REQUIREMENT: Can you quote exactly the stretch of lines from the one with "Parse this screenshot: output" through the final line of the material, both ends included?

------ MATERIAL TO PROCESS

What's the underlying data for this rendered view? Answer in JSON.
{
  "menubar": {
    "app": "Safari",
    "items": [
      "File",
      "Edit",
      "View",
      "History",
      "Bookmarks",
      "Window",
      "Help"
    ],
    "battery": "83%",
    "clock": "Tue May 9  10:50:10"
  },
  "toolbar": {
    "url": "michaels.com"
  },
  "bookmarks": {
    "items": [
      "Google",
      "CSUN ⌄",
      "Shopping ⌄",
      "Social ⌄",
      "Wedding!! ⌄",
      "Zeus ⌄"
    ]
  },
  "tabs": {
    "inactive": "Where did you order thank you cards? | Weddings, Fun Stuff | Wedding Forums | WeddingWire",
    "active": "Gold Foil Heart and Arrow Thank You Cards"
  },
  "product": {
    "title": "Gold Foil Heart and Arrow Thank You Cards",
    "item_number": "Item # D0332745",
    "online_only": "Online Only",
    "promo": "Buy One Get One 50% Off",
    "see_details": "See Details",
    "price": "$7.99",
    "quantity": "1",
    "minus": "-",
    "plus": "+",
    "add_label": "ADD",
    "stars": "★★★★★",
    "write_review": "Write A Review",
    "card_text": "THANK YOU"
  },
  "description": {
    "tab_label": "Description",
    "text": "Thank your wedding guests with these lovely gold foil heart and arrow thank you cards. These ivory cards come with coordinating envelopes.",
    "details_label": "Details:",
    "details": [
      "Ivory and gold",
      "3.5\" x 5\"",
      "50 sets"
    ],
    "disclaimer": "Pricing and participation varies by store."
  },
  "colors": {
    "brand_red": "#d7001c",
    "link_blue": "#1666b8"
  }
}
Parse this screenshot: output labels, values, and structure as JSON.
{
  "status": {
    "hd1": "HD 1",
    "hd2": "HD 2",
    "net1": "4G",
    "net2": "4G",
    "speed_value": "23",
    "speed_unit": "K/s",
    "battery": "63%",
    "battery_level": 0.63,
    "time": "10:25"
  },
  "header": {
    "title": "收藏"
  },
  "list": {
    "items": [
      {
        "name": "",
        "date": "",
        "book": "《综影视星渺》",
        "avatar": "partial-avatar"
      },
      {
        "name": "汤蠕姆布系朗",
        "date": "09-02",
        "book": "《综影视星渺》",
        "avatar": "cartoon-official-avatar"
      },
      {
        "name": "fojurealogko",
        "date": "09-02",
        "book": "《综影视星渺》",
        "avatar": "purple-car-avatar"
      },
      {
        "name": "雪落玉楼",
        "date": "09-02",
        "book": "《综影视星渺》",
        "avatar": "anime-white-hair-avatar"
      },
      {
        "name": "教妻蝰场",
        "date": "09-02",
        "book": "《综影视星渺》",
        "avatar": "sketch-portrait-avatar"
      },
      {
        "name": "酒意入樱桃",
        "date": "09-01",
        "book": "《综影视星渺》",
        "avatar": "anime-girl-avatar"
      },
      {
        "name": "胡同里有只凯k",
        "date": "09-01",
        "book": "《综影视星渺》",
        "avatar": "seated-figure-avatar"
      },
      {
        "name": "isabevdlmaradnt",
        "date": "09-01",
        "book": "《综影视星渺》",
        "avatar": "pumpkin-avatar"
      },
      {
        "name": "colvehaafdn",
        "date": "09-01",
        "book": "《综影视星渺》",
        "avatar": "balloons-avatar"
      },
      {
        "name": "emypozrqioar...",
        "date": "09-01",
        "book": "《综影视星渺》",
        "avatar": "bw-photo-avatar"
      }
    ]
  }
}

------------

OUTPUT FOR THIS EXERCISE:
Parse this screenshot: output labels, values, and structure as JSON.
{
  "status": {
    "hd1": "HD 1",
    "hd2": "HD 2",
    "net1": "4G",
    "net2": "4G",
    "speed_value": "23",
    "speed_unit": "K/s",
    "battery": "63%",
    "battery_level": 0.63,
    "time": "10:25"
  },
  "header": {
    "title": "收藏"
  },
  "list": {
    "items": [
      {
        "name": "",
        "date": "",
        "book": "《综影视星渺》",
        "avatar": "partial-avatar"
      },
      {
        "name": "汤蠕姆布系朗",
        "date": "09-02",
        "book": "《综影视星渺》",
        "avatar": "cartoon-official-avatar"
      },
      {
        "name": "fojurealogko",
        "date": "09-02",
        "book": "《综影视星渺》",
        "avatar": "purple-car-avatar"
      },
      {
        "name": "雪落玉楼",
        "date": "09-02",
        "book": "《综影视星渺》",
        "avatar": "anime-white-hair-avatar"
      },
      {
        "name": "教妻蝰场",
        "date": "09-02",
        "book": "《综影视星渺》",
        "avatar": "sketch-portrait-avatar"
      },
      {
        "name": "酒意入樱桃",
        "date": "09-01",
        "book": "《综影视星渺》",
        "avatar": "anime-girl-avatar"
      },
      {
        "name": "胡同里有只凯k",
        "date": "09-01",
        "book": "《综影视星渺》",
        "avatar": "seated-figure-avatar"
      },
      {
        "name": "isabevdlmaradnt",
        "date": "09-01",
        "book": "《综影视星渺》",
        "avatar": "pumpkin-avatar"
      },
      {
        "name": "colvehaafdn",
        "date": "09-01",
        "book": "《综影视星渺》",
        "avatar": "balloons-avatar"
      },
      {
        "name": "emypozrqioar...",
        "date": "09-01",
        "book": "《综影视星渺》",
        "avatar": "bw-photo-avatar"
      }
    ]
  }
}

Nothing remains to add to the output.